◆ REQUIRED TASK ◆
Copy every line that holds "title".

◆ DATA SUPPLIED ◆
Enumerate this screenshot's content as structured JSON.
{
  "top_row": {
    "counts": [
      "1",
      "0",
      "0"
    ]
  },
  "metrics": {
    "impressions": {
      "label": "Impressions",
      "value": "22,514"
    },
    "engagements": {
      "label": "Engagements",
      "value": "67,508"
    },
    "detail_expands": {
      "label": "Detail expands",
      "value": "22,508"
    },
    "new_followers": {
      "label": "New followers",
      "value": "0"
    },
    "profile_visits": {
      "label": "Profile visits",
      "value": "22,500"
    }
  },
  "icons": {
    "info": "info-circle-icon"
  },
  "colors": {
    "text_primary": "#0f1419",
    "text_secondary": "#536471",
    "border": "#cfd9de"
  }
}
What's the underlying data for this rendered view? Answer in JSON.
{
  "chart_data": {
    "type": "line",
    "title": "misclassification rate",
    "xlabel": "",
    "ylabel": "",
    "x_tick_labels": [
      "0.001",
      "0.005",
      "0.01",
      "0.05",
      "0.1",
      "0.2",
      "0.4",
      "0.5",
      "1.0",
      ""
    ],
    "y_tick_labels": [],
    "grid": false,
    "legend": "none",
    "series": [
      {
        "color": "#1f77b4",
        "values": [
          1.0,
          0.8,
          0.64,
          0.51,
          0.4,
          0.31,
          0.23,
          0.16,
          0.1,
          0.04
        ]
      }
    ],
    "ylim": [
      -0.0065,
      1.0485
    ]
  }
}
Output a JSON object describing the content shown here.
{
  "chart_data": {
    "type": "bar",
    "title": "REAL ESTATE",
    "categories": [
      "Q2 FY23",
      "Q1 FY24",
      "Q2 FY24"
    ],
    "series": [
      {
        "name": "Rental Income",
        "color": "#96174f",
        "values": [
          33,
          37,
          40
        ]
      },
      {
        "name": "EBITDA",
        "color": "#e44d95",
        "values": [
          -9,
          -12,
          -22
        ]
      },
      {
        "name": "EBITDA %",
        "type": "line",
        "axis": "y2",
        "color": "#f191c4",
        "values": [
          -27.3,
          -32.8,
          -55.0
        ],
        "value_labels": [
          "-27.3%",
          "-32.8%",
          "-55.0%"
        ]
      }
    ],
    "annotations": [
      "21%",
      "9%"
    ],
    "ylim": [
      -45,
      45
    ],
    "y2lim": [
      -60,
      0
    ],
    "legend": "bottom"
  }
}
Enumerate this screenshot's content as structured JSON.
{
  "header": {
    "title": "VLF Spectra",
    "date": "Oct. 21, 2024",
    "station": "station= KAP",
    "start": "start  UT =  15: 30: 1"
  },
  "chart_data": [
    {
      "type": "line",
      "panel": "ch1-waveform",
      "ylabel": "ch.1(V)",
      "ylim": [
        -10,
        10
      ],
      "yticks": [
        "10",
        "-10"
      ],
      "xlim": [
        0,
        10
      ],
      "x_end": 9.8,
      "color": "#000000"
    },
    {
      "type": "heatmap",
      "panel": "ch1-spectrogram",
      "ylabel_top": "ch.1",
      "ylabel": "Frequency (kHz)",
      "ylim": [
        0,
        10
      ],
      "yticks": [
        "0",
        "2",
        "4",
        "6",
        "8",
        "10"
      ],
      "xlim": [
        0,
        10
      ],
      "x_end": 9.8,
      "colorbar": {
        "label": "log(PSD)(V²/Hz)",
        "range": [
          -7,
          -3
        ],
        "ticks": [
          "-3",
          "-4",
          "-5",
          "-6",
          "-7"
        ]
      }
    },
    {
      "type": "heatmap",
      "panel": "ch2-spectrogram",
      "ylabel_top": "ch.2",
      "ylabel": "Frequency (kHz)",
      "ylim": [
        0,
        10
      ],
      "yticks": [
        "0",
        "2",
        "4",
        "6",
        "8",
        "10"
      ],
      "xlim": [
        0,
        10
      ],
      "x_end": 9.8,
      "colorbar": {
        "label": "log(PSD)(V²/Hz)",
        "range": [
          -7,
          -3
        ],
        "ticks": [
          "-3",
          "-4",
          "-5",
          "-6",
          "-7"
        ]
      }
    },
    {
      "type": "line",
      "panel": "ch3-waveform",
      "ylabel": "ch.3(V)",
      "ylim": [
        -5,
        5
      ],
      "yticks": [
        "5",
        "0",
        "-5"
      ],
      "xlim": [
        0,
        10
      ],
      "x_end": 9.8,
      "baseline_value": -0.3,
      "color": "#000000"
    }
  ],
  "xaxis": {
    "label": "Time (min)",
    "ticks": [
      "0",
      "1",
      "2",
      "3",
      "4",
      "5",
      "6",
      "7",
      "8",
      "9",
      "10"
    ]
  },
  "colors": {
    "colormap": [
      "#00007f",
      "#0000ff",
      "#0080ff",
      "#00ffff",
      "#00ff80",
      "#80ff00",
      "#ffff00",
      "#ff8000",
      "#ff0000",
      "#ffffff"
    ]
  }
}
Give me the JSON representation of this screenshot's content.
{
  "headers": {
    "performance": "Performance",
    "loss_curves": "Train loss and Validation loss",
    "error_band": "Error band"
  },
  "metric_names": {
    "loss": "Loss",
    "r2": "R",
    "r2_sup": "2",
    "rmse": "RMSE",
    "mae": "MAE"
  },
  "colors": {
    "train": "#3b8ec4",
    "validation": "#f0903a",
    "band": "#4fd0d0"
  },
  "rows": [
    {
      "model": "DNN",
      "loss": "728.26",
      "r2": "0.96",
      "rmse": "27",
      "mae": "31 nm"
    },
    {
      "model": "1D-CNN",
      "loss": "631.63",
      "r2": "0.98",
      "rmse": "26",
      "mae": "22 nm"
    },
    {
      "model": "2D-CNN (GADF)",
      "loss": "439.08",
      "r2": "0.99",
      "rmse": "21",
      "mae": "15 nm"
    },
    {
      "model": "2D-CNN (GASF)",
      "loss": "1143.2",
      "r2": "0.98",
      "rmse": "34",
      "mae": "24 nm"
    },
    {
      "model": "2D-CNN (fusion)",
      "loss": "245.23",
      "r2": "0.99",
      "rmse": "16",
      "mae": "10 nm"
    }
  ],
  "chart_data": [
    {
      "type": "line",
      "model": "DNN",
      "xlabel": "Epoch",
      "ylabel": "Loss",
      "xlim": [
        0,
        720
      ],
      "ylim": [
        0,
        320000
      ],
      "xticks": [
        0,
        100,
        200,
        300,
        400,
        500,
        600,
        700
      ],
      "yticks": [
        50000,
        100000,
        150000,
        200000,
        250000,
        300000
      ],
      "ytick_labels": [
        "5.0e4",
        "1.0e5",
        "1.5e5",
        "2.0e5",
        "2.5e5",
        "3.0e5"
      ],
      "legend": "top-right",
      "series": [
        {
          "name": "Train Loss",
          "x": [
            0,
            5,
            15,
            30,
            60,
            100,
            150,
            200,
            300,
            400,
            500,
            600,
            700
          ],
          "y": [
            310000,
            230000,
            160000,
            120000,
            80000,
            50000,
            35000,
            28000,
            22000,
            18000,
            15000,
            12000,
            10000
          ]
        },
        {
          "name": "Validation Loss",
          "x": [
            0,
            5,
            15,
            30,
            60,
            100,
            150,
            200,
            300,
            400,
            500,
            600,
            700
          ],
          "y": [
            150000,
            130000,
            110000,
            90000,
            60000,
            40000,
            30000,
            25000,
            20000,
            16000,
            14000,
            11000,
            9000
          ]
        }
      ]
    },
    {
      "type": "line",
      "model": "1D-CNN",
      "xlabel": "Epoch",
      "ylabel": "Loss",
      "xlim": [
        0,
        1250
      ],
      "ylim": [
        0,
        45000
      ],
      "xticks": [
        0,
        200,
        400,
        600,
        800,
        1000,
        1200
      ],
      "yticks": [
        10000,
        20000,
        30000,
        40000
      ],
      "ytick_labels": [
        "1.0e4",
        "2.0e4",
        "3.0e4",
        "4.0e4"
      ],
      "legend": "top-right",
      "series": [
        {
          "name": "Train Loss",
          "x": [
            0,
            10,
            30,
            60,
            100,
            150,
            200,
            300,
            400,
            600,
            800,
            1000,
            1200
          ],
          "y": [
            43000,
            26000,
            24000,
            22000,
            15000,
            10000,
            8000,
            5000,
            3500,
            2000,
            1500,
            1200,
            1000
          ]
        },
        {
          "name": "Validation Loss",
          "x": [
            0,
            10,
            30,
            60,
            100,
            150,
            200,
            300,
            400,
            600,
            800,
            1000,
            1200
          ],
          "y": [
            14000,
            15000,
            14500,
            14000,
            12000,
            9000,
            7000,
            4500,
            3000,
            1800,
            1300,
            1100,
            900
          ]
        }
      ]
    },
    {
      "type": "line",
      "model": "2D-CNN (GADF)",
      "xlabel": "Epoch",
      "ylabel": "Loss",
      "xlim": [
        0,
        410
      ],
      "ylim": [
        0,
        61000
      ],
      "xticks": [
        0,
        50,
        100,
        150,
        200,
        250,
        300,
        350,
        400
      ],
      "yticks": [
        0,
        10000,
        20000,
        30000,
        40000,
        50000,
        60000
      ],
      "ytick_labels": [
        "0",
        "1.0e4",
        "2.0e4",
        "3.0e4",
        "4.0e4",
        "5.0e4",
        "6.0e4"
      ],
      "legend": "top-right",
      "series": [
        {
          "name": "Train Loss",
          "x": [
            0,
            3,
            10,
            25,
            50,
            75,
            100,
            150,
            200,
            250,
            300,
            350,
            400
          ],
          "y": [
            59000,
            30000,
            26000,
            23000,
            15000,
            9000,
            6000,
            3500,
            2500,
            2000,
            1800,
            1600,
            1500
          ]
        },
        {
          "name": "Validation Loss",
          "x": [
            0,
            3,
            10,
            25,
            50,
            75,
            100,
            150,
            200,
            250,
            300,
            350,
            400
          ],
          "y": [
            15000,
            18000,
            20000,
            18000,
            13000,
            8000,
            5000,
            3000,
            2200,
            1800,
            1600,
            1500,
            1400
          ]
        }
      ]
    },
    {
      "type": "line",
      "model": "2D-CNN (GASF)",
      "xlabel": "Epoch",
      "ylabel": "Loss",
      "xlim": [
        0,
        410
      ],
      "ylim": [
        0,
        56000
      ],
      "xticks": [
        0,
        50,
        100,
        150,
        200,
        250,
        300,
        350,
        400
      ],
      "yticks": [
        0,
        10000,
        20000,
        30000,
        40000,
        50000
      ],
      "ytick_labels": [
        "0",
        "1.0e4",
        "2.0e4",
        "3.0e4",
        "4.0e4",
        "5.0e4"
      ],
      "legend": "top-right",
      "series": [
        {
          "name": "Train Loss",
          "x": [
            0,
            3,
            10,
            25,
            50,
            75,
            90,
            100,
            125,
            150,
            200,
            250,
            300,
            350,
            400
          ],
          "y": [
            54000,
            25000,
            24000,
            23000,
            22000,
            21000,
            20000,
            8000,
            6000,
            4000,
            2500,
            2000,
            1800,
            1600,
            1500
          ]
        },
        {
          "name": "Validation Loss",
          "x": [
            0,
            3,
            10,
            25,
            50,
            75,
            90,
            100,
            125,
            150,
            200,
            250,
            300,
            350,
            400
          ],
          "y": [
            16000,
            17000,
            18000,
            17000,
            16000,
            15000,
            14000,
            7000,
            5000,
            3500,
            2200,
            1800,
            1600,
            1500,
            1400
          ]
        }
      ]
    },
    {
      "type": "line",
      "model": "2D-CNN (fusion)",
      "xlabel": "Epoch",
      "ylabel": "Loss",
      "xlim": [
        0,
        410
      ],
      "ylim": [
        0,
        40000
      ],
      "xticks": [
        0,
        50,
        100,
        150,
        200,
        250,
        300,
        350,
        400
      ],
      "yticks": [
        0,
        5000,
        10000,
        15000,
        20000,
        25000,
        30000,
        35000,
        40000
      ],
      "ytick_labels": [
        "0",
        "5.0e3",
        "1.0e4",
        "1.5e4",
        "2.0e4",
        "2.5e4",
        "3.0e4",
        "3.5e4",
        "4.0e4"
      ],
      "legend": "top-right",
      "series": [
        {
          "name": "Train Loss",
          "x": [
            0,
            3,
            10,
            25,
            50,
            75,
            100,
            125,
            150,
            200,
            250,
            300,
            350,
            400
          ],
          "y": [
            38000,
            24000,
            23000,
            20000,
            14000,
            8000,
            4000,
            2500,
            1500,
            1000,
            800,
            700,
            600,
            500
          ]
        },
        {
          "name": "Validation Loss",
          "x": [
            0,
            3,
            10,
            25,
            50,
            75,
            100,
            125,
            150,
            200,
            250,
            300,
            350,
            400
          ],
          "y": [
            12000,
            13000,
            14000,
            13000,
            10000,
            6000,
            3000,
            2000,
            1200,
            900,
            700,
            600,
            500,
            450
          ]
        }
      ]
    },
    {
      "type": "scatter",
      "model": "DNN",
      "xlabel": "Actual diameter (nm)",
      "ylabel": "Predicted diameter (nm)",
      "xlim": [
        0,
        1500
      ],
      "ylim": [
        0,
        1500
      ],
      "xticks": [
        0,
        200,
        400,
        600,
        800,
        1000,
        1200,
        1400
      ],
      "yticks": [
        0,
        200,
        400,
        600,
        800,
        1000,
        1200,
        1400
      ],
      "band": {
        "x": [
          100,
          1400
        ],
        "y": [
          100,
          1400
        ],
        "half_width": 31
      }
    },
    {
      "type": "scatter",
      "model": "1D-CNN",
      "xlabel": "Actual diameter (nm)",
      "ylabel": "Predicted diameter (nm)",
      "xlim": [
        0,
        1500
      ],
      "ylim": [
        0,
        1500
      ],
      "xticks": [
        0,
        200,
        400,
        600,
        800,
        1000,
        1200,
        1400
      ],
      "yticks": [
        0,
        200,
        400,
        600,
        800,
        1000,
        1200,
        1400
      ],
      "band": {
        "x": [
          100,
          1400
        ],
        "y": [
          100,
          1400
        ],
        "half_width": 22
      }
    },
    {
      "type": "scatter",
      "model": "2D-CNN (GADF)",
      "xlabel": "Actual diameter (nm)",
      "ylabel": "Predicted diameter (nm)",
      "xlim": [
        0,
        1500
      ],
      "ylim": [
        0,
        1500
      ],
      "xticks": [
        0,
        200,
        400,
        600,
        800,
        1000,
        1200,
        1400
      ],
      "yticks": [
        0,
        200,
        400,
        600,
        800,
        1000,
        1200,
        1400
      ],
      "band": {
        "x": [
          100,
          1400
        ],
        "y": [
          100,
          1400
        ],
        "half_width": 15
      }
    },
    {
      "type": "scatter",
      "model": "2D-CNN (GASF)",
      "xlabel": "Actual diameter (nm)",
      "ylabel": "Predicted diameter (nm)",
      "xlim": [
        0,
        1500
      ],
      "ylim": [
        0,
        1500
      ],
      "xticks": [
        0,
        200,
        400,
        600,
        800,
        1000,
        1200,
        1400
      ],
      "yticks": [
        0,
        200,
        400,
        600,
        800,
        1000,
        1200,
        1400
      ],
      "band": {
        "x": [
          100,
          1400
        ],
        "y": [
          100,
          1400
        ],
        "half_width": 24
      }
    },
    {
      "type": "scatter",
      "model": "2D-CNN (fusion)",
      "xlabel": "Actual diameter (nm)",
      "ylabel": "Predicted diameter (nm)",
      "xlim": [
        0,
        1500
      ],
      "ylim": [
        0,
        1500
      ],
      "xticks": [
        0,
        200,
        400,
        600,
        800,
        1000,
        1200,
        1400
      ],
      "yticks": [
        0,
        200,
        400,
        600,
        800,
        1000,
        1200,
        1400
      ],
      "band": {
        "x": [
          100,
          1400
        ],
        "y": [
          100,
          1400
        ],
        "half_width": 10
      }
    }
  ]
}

◆ SOLUTION TO THIS TASK ◆
    "title": "misclassification rate",
    "title": "REAL ESTATE",
    "title": "VLF Spectra",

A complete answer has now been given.